**GIVEN INSTRUCTION:**
Give an exact copy of every line, leaving images out.

**INPUT MATERIAL:**
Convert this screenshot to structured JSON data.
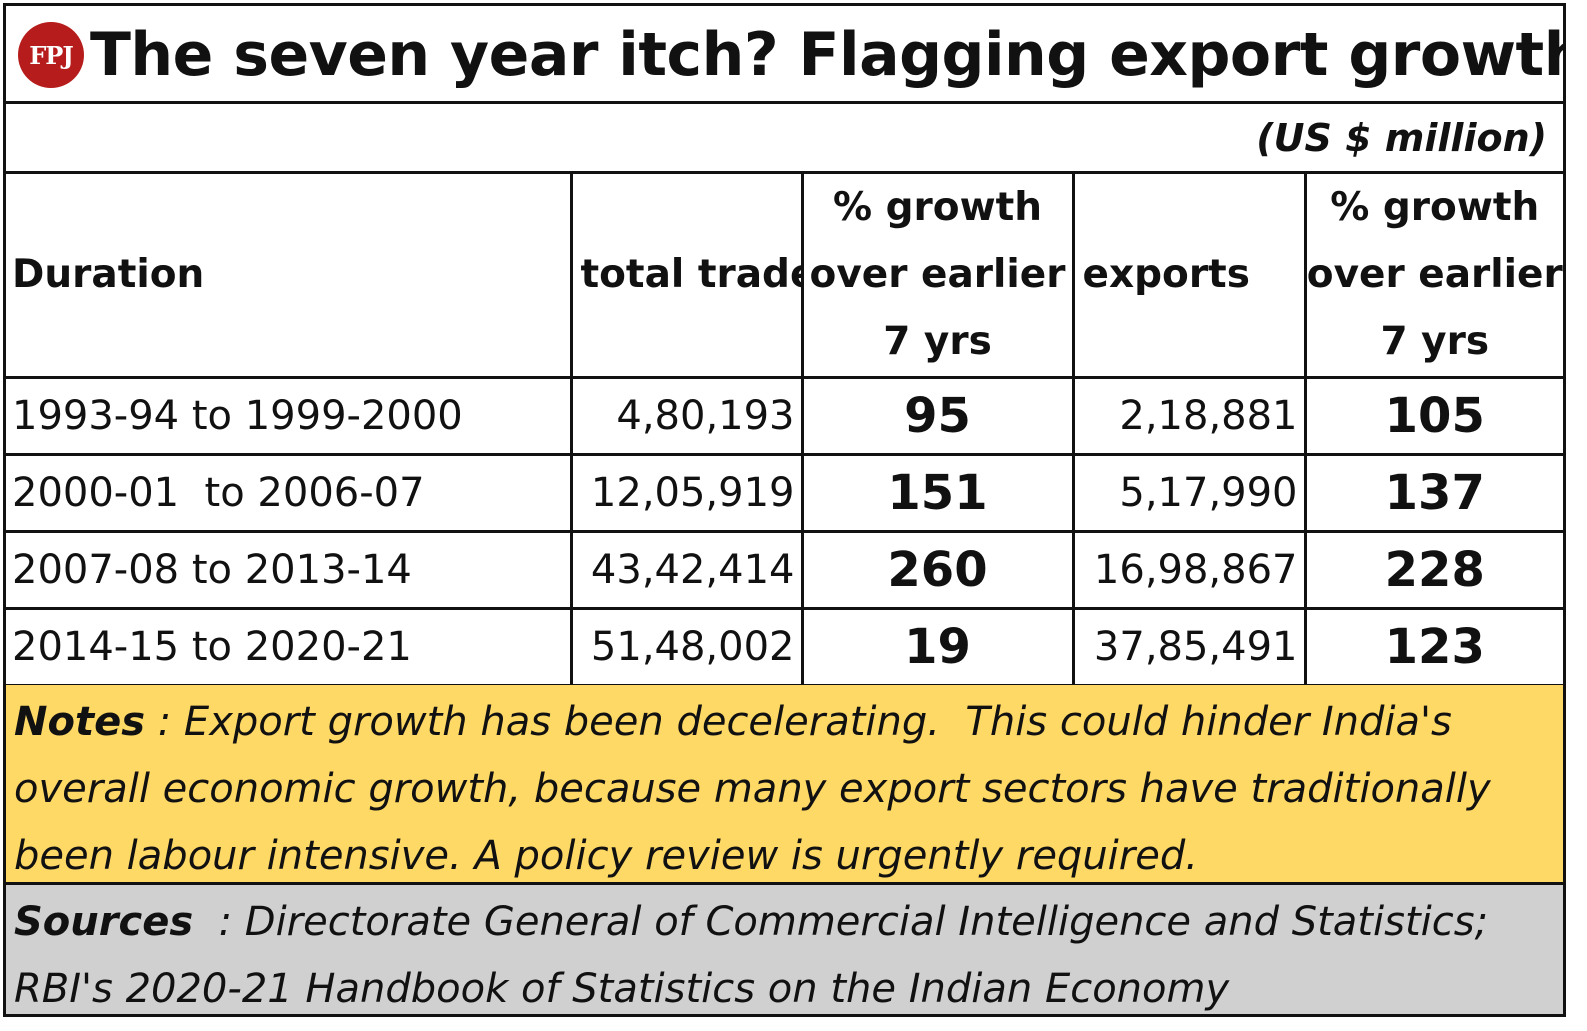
{
  "header": {
    "logo_text": "FPJ",
    "title": "The seven year itch? Flagging export growth",
    "unit": "(US $ million)"
  },
  "colors": {
    "logo": "#b71c1c",
    "notes_bg": "#ffd966",
    "sources_bg": "#d0d0d0"
  },
  "chart_data": {
    "type": "table",
    "title": "The seven year itch? Flagging export growth",
    "unit": "(US $ million)",
    "columns": [
      "Duration",
      "total trade",
      [
        "% growth",
        "over earlier",
        "7 yrs"
      ],
      "exports",
      [
        "% growth",
        "over earlier",
        "7 yrs"
      ]
    ],
    "rows": [
      [
        "1993-94 to 1999-2000",
        "4,80,193",
        "95",
        "2,18,881",
        "105"
      ],
      [
        "2000-01  to 2006-07",
        "12,05,919",
        "151",
        "5,17,990",
        "137"
      ],
      [
        "2007-08 to 2013-14",
        "43,42,414",
        "260",
        "16,98,867",
        "228"
      ],
      [
        "2014-15 to 2020-21",
        "51,48,002",
        "19",
        "37,85,491",
        "123"
      ]
    ]
  },
  "notes": {
    "label": "Notes",
    "text": " : Export growth has been decelerating.  This could hinder India's overall economic growth, because many export sectors have traditionally been labour intensive. A policy review is urgently required."
  },
  "sources": {
    "label": "Sources",
    "text": "  : Directorate General of Commercial Intelligence and Statistics; RBI's 2020-21 Handbook of Statistics on the Indian Economy"
  }
}
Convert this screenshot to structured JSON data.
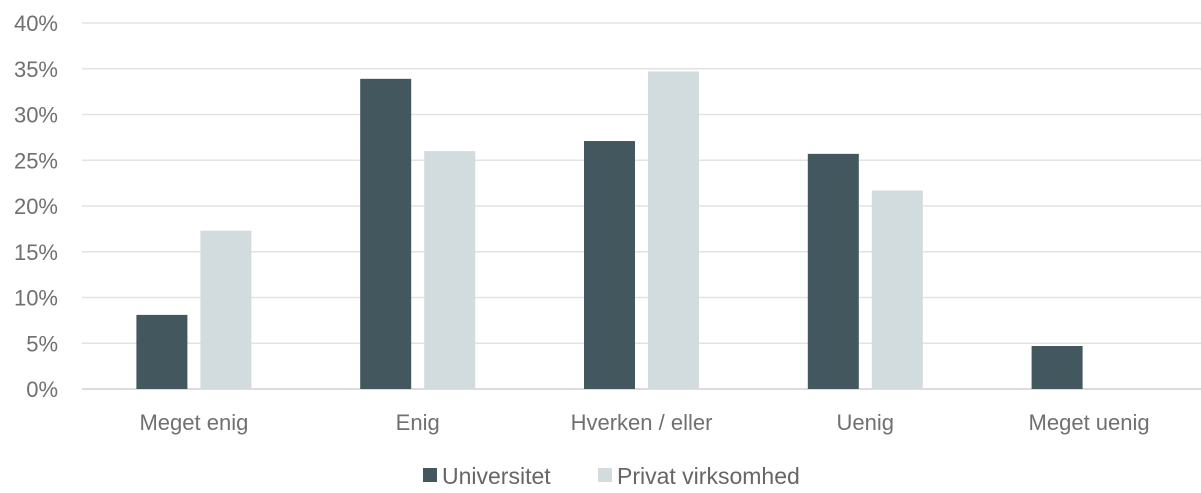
{
  "chart_data": {
    "type": "bar",
    "categories": [
      "Meget enig",
      "Enig",
      "Hverken / eller",
      "Uenig",
      "Meget uenig"
    ],
    "series": [
      {
        "name": "Universitet",
        "values": [
          8.1,
          33.9,
          27.1,
          25.7,
          4.7
        ],
        "color": "#43575e"
      },
      {
        "name": "Privat virksomhed",
        "values": [
          17.3,
          26.0,
          34.7,
          21.7,
          0
        ],
        "color": "#d2dcdf"
      }
    ],
    "yticks": [
      "0%",
      "5%",
      "10%",
      "15%",
      "20%",
      "25%",
      "30%",
      "35%",
      "40%"
    ],
    "ylim": [
      0,
      40
    ],
    "grid": true,
    "legend_position": "bottom-center"
  }
}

**SOLVED PROBLEM:**
Convert this screenshot to structured JSON data.
{
  "header": {
    "logo_text": "FPJ",
    "title": "The seven year itch? Flagging export growth",
    "unit": "(US $ million)"
  },
  "colors": {
    "logo": "#b71c1c",
    "notes_bg": "#ffd966",
    "sources_bg": "#d0d0d0"
  },
  "chart_data": {
    "type": "table",
    "title": "The seven year itch? Flagging export growth",
    "unit": "(US $ million)",
    "columns": [
      "Duration",
      "total trade",
      [
        "% growth",
        "over earlier",
        "7 yrs"
      ],
      "exports",
      [
        "% growth",
        "over earlier",
        "7 yrs"
      ]
    ],
    "rows": [
      [
        "1993-94 to 1999-2000",
        "4,80,193",
        "95",
        "2,18,881",
        "105"
      ],
      [
        "2000-01  to 2006-07",
        "12,05,919",
        "151",
        "5,17,990",
        "137"
      ],
      [
        "2007-08 to 2013-14",
        "43,42,414",
        "260",
        "16,98,867",
        "228"
      ],
      [
        "2014-15 to 2020-21",
        "51,48,002",
        "19",
        "37,85,491",
        "123"
      ]
    ]
  },
  "notes": {
    "label": "Notes",
    "text": " : Export growth has been decelerating.  This could hinder India's overall economic growth, because many export sectors have traditionally been labour intensive. A policy review is urgently required."
  },
  "sources": {
    "label": "Sources",
    "text": "  : Directorate General of Commercial Intelligence and Statistics; RBI's 2020-21 Handbook of Statistics on the Indian Economy"
  }
}
Convert this screenshot to structured JSON data.
{
  "chart_data": {
    "type": "bar",
    "categories": [
      "Meget enig",
      "Enig",
      "Hverken / eller",
      "Uenig",
      "Meget uenig"
    ],
    "series": [
      {
        "name": "Universitet",
        "values": [
          8.1,
          33.9,
          27.1,
          25.7,
          4.7
        ],
        "color": "#43575e"
      },
      {
        "name": "Privat virksomhed",
        "values": [
          17.3,
          26.0,
          34.7,
          21.7,
          0
        ],
        "color": "#d2dcdf"
      }
    ],
    "yticks": [
      "0%",
      "5%",
      "10%",
      "15%",
      "20%",
      "25%",
      "30%",
      "35%",
      "40%"
    ],
    "ylim": [
      0,
      40
    ],
    "grid": true,
    "legend_position": "bottom-center"
  }
}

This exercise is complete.